- _Problem_:
List each line of the data that holds the word "Regular".

Collected data entries

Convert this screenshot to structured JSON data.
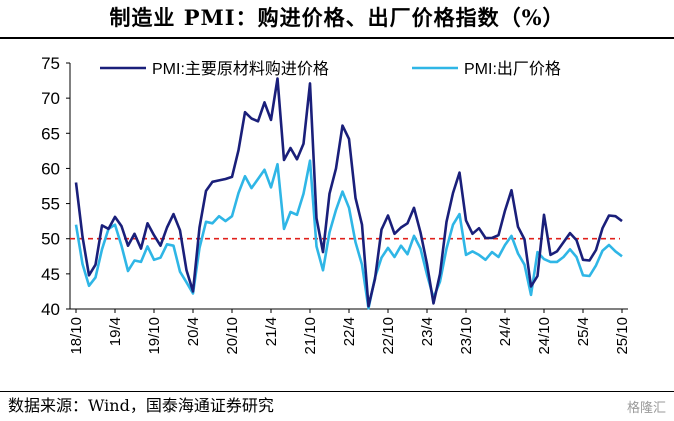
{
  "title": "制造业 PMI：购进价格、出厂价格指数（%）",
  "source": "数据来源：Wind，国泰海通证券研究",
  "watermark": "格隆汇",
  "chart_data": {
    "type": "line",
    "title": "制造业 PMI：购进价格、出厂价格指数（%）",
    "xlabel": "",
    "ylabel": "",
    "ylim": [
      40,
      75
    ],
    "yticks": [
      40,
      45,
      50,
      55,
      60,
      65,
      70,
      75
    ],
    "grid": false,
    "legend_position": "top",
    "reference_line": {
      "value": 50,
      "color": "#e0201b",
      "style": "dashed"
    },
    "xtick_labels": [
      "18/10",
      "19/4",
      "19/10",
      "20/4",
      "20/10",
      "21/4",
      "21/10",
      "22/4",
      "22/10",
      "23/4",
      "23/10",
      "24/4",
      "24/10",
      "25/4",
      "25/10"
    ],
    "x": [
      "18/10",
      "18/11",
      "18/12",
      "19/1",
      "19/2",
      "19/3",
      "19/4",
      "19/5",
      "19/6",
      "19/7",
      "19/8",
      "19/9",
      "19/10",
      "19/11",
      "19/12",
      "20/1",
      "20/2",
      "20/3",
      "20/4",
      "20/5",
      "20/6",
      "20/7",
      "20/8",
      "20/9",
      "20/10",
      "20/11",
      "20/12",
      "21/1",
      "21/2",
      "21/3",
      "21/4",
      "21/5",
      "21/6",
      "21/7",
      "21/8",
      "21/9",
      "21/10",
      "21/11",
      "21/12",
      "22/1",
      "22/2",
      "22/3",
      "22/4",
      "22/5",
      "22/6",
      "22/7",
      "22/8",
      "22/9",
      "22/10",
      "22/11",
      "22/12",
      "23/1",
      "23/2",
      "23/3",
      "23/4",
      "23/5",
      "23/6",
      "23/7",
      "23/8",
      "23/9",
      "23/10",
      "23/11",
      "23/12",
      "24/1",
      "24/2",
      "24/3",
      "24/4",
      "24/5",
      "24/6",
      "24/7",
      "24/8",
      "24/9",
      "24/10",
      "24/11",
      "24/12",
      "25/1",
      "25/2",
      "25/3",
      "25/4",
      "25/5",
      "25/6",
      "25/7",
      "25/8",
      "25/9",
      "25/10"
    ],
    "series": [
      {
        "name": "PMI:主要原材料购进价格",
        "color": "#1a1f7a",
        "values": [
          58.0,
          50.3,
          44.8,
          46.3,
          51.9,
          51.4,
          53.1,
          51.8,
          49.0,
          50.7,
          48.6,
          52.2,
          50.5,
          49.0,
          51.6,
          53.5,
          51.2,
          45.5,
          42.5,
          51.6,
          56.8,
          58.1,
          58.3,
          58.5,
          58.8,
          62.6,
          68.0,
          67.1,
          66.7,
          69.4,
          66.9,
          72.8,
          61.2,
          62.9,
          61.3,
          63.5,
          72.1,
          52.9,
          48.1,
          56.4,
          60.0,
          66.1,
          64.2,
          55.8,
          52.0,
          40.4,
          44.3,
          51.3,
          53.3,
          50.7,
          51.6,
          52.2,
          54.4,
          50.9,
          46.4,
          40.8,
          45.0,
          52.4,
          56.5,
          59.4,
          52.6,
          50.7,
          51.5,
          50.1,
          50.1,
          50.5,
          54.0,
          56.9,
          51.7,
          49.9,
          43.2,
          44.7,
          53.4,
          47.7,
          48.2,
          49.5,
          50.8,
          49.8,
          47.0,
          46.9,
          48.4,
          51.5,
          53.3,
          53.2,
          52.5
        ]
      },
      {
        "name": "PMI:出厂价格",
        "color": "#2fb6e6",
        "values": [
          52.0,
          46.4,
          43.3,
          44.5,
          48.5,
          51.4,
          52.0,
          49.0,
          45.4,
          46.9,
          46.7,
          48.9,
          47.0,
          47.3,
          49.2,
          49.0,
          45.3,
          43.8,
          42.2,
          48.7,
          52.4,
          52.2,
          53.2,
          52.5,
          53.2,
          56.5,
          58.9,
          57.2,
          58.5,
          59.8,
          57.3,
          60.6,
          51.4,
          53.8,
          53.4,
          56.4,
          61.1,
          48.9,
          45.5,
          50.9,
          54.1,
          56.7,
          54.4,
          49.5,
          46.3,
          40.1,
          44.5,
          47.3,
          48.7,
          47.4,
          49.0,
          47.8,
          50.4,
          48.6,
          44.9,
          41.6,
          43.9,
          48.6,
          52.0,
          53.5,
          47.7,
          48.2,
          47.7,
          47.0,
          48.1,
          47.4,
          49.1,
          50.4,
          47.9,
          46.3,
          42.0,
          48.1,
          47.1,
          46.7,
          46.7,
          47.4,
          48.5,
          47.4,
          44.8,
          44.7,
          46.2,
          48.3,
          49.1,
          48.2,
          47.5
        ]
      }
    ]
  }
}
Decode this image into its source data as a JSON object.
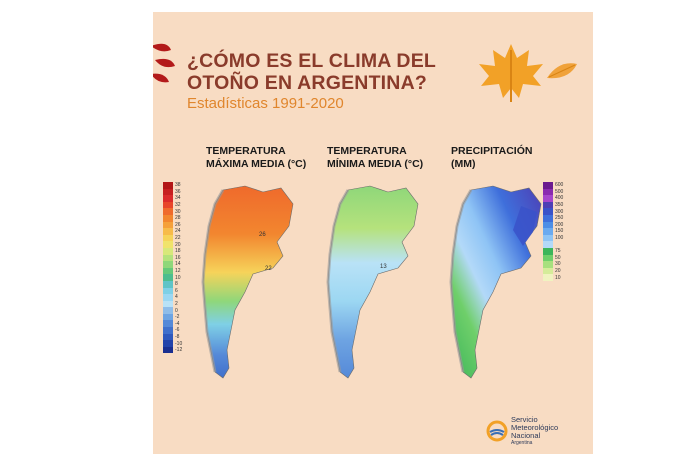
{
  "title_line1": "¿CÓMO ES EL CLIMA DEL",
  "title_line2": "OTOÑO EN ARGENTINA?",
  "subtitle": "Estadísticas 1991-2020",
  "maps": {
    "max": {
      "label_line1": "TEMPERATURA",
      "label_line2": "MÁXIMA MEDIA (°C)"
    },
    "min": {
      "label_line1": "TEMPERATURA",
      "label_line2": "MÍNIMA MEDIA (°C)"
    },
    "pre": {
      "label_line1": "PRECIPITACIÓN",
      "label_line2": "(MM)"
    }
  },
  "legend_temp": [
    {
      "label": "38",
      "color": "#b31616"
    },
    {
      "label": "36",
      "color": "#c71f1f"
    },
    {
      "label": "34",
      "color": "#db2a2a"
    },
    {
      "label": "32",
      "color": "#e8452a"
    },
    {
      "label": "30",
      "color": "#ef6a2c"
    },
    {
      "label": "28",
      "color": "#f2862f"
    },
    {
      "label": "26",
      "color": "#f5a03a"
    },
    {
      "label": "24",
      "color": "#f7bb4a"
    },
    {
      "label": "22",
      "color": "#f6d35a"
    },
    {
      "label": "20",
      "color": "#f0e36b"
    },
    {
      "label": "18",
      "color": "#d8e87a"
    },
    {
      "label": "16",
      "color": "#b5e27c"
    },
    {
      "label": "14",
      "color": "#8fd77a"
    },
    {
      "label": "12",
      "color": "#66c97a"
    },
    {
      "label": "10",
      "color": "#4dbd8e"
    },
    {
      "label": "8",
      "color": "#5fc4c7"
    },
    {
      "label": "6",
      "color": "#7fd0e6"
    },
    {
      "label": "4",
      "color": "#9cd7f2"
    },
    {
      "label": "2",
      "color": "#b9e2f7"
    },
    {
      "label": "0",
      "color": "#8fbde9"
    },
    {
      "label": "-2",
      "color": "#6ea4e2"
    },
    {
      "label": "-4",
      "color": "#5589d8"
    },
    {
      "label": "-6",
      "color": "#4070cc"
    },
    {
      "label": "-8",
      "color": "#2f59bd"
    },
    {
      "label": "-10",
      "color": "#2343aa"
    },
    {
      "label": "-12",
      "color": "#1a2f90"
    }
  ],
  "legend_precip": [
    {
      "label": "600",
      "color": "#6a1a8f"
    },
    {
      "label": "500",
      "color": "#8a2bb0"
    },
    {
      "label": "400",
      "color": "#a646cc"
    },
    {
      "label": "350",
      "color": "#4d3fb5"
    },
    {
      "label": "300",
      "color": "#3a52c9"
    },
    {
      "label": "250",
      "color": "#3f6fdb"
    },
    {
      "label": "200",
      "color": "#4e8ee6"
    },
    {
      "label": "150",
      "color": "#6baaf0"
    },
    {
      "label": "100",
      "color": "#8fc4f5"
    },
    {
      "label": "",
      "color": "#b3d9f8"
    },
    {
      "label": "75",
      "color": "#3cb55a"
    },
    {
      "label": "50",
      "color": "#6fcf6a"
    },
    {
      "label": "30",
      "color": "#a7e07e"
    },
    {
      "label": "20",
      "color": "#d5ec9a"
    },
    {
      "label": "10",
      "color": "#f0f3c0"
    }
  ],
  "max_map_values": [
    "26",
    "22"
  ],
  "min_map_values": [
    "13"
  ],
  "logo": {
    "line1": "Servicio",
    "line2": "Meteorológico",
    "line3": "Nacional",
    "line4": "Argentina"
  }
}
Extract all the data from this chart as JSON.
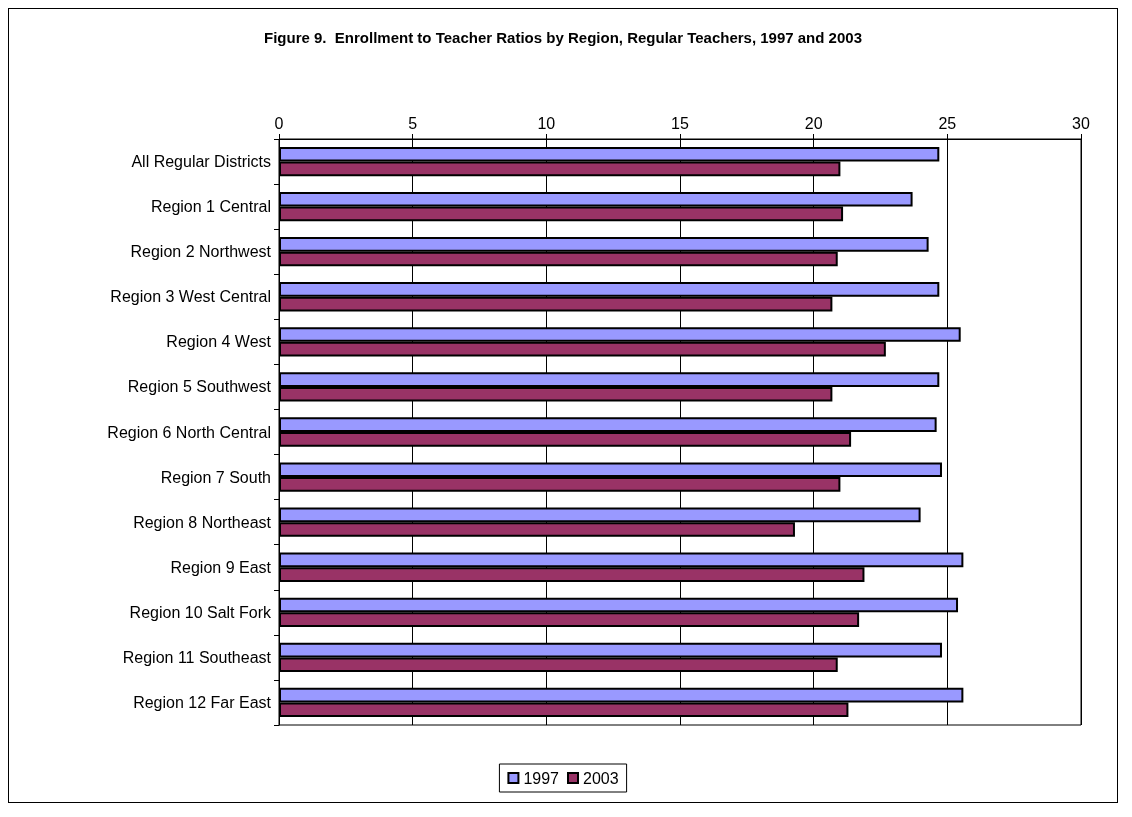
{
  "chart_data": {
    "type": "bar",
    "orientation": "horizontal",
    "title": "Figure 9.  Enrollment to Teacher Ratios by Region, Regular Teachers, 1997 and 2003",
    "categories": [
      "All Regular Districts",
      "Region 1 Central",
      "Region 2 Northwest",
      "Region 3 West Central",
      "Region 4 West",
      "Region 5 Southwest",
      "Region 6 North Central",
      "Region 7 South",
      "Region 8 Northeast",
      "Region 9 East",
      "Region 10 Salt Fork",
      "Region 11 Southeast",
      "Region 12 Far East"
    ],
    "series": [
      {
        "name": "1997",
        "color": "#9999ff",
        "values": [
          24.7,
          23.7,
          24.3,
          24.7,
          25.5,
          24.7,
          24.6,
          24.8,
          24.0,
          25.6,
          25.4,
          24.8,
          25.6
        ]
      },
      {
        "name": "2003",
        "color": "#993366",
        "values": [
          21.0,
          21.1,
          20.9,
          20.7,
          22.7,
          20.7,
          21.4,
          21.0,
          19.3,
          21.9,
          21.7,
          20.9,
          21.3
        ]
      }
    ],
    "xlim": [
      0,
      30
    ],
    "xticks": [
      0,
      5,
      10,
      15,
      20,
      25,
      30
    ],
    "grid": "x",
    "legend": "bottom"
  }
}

- _Task output_:
    "title": "Figure 9.  Enrollment to Teacher Ratios by Region, Regular Teachers, 1997 and 2003",
      "All Regular Districts",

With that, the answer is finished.